§ What you are asked to do: Write out the records word for word, with no pictures.

§ Dataset items:
begin

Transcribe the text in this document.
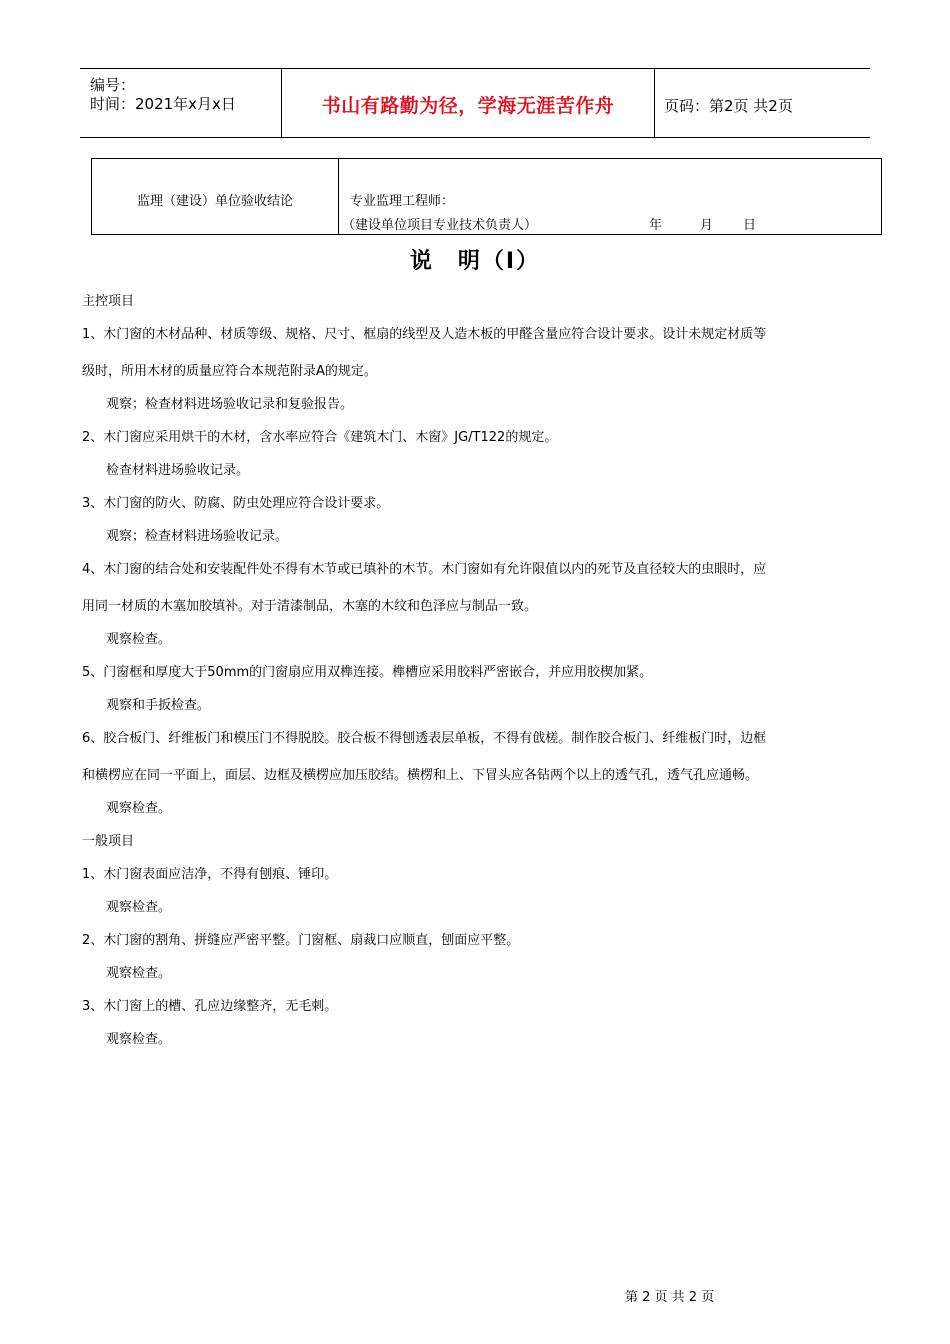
编号：
时间：2021年x月x日	书山有路勤为径，学海无涯苦作舟	页码：第2页 共2页
监理（建设）单位验收结论	专业监理工程师：
（建设单位项目专业技术负责人）	年	月 日
说　明（Ⅰ）
主控项目
1、木门窗的木材品种、材质等级、规格、尺寸、框扇的线型及人造木板的甲醛含量应符合设计要求。设计未规定材质等
级时，所用木材的质量应符合本规范附录A的规定。
观察；检查材料进场验收记录和复验报告。
2、木门窗应采用烘干的木材，含水率应符合《建筑木门、木窗》JG/T122的规定。
检查材料进场验收记录。
3、木门窗的防火、防腐、防虫处理应符合设计要求。
观察；检查材料进场验收记录。
4、木门窗的结合处和安装配件处不得有木节或已填补的木节。木门窗如有允许限值以内的死节及直径较大的虫眼时，应
用同一材质的木塞加胶填补。对于清漆制品，木塞的木纹和色泽应与制品一致。
观察检查。
5、门窗框和厚度大于50mm的门窗扇应用双榫连接。榫槽应采用胶料严密嵌合，并应用胶楔加紧。
观察和手扳检查。
6、胶合板门、纤维板门和模压门不得脱胶。胶合板不得刨透表层单板，不得有戗槎。制作胶合板门、纤维板门时，边框
和横楞应在同一平面上，面层、边框及横楞应加压胶结。横楞和上、下冒头应各钻两个以上的透气孔，透气孔应通畅。
观察检查。
一般项目
1、木门窗表面应洁净，不得有刨痕、锤印。
观察检查。
2、木门窗的割角、拼缝应严密平整。门窗框、扇裁口应顺直，刨面应平整。
观察检查。
3、木门窗上的槽、孔应边缘整齐，无毛刺。
观察检查。
第 2 页 共 2 页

end

§ Expected answer:
Transcribe the text in this document.
编号：
时间：2021年x月x日	书山有路勤为径，学海无涯苦作舟	页码：第2页 共2页
监理（建设）单位验收结论	专业监理工程师：
（建设单位项目专业技术负责人）	年	月 日
说　明（Ⅰ）
主控项目
1、木门窗的木材品种、材质等级、规格、尺寸、框扇的线型及人造木板的甲醛含量应符合设计要求。设计未规定材质等
级时，所用木材的质量应符合本规范附录A的规定。
观察；检查材料进场验收记录和复验报告。
2、木门窗应采用烘干的木材，含水率应符合《建筑木门、木窗》JG/T122的规定。
检查材料进场验收记录。
3、木门窗的防火、防腐、防虫处理应符合设计要求。
观察；检查材料进场验收记录。
4、木门窗的结合处和安装配件处不得有木节或已填补的木节。木门窗如有允许限值以内的死节及直径较大的虫眼时，应
用同一材质的木塞加胶填补。对于清漆制品，木塞的木纹和色泽应与制品一致。
观察检查。
5、门窗框和厚度大于50mm的门窗扇应用双榫连接。榫槽应采用胶料严密嵌合，并应用胶楔加紧。
观察和手扳检查。
6、胶合板门、纤维板门和模压门不得脱胶。胶合板不得刨透表层单板，不得有戗槎。制作胶合板门、纤维板门时，边框
和横楞应在同一平面上，面层、边框及横楞应加压胶结。横楞和上、下冒头应各钻两个以上的透气孔，透气孔应通畅。
观察检查。
一般项目
1、木门窗表面应洁净，不得有刨痕、锤印。
观察检查。
2、木门窗的割角、拼缝应严密平整。门窗框、扇裁口应顺直，刨面应平整。
观察检查。
3、木门窗上的槽、孔应边缘整齐，无毛刺。
观察检查。
第 2 页 共 2 页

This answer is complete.